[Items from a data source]
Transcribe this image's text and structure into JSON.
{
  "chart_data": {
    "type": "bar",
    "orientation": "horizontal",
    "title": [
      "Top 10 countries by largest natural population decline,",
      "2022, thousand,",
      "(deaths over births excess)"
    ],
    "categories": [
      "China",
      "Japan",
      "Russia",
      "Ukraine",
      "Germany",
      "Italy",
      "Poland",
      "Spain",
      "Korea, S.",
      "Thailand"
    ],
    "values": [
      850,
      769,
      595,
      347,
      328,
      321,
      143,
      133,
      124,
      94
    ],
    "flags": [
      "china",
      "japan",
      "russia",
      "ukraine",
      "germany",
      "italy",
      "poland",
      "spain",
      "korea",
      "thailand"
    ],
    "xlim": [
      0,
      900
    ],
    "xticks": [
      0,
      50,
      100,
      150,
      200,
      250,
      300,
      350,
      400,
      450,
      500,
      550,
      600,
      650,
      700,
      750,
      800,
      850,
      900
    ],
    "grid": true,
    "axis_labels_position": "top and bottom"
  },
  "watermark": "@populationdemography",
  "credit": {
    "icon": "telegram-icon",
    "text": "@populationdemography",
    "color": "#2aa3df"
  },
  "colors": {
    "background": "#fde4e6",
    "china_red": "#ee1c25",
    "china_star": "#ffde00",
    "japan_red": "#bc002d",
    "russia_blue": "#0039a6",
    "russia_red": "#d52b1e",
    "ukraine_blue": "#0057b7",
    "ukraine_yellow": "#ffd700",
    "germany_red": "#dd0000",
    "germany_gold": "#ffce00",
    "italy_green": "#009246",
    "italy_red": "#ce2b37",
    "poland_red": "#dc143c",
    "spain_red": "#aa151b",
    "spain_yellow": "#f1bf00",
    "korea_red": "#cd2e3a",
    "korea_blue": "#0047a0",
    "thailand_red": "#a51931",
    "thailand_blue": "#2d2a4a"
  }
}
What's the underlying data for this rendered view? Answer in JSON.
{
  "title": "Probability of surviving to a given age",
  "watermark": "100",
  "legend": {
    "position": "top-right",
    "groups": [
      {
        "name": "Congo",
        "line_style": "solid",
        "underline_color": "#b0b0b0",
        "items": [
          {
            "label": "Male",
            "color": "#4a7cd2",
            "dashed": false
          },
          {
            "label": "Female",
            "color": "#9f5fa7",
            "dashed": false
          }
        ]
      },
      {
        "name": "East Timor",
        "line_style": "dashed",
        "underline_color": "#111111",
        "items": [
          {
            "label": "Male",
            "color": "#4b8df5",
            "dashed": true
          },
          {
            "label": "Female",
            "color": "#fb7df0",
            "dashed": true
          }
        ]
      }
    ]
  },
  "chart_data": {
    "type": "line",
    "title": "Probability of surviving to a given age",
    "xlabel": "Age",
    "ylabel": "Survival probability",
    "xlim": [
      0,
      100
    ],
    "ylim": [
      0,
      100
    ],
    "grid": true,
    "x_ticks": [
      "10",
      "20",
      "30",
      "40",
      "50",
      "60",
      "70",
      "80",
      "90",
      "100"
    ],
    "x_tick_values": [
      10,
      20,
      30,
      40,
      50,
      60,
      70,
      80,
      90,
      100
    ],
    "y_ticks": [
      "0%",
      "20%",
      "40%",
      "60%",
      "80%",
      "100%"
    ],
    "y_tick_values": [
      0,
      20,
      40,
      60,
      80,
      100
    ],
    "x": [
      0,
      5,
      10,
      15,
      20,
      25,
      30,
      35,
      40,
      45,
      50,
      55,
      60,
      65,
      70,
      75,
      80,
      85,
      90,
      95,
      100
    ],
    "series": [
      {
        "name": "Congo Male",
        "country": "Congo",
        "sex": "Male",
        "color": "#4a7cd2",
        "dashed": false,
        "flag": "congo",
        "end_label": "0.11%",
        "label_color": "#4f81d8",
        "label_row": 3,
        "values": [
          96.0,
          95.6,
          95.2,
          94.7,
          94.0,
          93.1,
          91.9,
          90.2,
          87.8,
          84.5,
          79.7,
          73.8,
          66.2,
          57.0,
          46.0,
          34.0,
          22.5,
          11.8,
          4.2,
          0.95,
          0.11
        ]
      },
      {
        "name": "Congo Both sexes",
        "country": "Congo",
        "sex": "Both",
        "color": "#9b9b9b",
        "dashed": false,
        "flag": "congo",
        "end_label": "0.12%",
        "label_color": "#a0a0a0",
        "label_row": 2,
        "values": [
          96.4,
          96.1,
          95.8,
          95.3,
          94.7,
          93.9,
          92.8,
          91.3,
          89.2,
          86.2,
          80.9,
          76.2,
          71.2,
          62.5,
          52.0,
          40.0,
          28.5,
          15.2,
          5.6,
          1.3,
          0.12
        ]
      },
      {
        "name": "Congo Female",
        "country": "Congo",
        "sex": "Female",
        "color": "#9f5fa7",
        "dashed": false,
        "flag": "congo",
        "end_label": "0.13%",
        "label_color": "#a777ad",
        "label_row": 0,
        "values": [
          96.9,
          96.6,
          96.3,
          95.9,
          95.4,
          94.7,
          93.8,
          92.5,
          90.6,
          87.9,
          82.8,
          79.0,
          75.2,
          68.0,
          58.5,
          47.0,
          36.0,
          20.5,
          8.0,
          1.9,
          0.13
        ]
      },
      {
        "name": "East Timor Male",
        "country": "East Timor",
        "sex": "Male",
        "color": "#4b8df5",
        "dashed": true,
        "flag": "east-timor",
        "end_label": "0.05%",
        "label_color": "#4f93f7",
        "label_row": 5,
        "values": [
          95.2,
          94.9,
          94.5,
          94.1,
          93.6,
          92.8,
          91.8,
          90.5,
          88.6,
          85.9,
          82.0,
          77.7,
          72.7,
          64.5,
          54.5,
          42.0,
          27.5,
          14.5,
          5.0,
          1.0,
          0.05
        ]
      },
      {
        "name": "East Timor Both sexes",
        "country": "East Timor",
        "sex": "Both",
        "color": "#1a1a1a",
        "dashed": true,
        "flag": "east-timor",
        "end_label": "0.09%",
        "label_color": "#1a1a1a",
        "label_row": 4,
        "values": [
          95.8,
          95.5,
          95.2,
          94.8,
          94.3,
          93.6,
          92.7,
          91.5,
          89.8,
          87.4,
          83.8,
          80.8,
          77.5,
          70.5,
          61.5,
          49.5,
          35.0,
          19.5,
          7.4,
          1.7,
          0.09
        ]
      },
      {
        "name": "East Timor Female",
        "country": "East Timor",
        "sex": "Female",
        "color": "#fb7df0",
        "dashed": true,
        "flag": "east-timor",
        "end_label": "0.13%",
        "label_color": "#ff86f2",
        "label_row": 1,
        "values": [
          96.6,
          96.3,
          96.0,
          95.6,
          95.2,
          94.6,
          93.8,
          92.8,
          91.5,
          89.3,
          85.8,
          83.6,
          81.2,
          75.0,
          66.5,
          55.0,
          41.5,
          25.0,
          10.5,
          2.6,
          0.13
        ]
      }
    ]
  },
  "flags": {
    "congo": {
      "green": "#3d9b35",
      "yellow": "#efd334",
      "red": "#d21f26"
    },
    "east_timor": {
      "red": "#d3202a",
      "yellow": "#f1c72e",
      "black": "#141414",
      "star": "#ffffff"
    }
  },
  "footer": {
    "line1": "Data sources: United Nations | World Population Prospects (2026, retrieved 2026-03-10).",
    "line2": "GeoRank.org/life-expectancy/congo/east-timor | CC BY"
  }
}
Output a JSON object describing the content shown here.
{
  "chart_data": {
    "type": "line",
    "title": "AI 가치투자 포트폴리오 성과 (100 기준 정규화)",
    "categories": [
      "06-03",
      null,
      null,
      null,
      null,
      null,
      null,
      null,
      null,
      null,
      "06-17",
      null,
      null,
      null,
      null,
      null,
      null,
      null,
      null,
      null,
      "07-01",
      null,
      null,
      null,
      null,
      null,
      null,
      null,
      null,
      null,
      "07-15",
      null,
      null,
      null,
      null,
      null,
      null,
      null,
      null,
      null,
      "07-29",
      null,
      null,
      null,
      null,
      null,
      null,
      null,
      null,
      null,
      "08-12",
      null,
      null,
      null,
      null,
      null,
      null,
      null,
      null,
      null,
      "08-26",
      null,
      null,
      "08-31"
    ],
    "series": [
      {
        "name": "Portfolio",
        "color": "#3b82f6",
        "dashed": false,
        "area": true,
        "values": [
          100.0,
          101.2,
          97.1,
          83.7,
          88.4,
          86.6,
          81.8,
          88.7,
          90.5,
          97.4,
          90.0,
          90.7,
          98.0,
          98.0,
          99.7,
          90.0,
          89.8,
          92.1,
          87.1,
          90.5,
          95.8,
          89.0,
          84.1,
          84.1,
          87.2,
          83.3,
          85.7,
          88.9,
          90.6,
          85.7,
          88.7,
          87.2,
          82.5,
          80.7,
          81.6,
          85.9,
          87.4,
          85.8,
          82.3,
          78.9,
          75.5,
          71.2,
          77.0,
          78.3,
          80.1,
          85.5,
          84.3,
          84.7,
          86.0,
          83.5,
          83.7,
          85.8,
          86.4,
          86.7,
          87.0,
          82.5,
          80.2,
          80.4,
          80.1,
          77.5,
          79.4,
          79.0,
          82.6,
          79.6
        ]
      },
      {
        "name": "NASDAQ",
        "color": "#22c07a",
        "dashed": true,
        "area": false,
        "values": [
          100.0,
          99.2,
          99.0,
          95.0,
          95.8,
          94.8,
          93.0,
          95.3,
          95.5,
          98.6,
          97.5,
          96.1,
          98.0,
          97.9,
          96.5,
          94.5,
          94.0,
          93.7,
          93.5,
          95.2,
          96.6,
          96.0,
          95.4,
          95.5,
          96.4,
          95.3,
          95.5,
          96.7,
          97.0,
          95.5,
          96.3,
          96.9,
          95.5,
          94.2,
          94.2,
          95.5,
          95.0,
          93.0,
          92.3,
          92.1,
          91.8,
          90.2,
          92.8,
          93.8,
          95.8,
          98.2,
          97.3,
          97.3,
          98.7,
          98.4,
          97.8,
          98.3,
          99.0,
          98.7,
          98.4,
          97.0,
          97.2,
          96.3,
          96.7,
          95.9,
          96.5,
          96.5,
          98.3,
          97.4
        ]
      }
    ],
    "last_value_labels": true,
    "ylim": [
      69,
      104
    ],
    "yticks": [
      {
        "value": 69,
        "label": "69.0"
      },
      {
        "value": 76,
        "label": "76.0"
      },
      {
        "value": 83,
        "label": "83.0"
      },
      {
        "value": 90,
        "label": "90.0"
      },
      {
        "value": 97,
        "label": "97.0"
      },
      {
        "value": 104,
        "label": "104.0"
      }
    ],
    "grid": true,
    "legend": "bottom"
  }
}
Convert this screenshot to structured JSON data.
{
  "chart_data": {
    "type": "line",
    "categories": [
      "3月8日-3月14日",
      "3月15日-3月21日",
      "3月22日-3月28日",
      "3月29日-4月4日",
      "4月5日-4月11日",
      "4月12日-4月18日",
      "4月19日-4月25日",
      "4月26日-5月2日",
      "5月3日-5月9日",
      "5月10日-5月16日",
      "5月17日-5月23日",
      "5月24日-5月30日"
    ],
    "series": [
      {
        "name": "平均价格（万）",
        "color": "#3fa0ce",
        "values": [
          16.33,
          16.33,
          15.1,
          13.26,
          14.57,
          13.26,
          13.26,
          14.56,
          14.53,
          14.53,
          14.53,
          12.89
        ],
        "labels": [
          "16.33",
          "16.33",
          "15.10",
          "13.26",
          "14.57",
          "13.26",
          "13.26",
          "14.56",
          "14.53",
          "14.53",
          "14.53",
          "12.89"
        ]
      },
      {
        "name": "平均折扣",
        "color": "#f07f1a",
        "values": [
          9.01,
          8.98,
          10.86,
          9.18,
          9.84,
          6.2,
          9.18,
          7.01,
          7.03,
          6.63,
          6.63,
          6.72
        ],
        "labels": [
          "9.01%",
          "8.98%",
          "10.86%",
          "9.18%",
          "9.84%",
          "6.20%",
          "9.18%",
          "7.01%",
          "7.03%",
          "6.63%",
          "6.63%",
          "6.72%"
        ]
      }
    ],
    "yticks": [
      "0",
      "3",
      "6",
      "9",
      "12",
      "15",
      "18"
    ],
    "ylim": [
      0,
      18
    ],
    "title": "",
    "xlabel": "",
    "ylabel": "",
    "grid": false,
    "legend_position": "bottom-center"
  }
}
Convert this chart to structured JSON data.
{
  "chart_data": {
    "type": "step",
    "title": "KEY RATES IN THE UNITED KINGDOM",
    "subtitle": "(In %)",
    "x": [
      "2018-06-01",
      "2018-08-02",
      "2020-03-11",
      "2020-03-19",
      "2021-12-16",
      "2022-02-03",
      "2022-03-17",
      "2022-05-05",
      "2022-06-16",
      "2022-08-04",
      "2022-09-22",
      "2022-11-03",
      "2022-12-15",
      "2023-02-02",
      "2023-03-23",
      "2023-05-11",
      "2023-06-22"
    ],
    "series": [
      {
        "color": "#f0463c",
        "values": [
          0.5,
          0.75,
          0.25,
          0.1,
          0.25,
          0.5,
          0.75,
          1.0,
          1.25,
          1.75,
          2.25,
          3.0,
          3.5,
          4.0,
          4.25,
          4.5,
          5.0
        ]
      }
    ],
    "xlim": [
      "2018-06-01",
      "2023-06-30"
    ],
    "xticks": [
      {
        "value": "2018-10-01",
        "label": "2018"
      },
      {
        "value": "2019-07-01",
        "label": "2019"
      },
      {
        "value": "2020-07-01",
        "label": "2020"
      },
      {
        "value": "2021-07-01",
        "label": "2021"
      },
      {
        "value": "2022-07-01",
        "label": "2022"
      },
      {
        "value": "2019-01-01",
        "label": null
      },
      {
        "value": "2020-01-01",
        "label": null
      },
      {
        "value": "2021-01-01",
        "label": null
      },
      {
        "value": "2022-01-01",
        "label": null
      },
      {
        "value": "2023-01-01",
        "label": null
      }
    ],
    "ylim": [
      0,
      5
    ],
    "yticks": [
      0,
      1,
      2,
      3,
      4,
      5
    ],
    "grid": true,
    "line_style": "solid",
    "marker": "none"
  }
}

*REQUIREMENTS:*
Within the listing above, find every line containing the string "sexes" and return it.

*RESPONSE:*
        "name": "Congo Both sexes",
        "name": "East Timor Both sexes",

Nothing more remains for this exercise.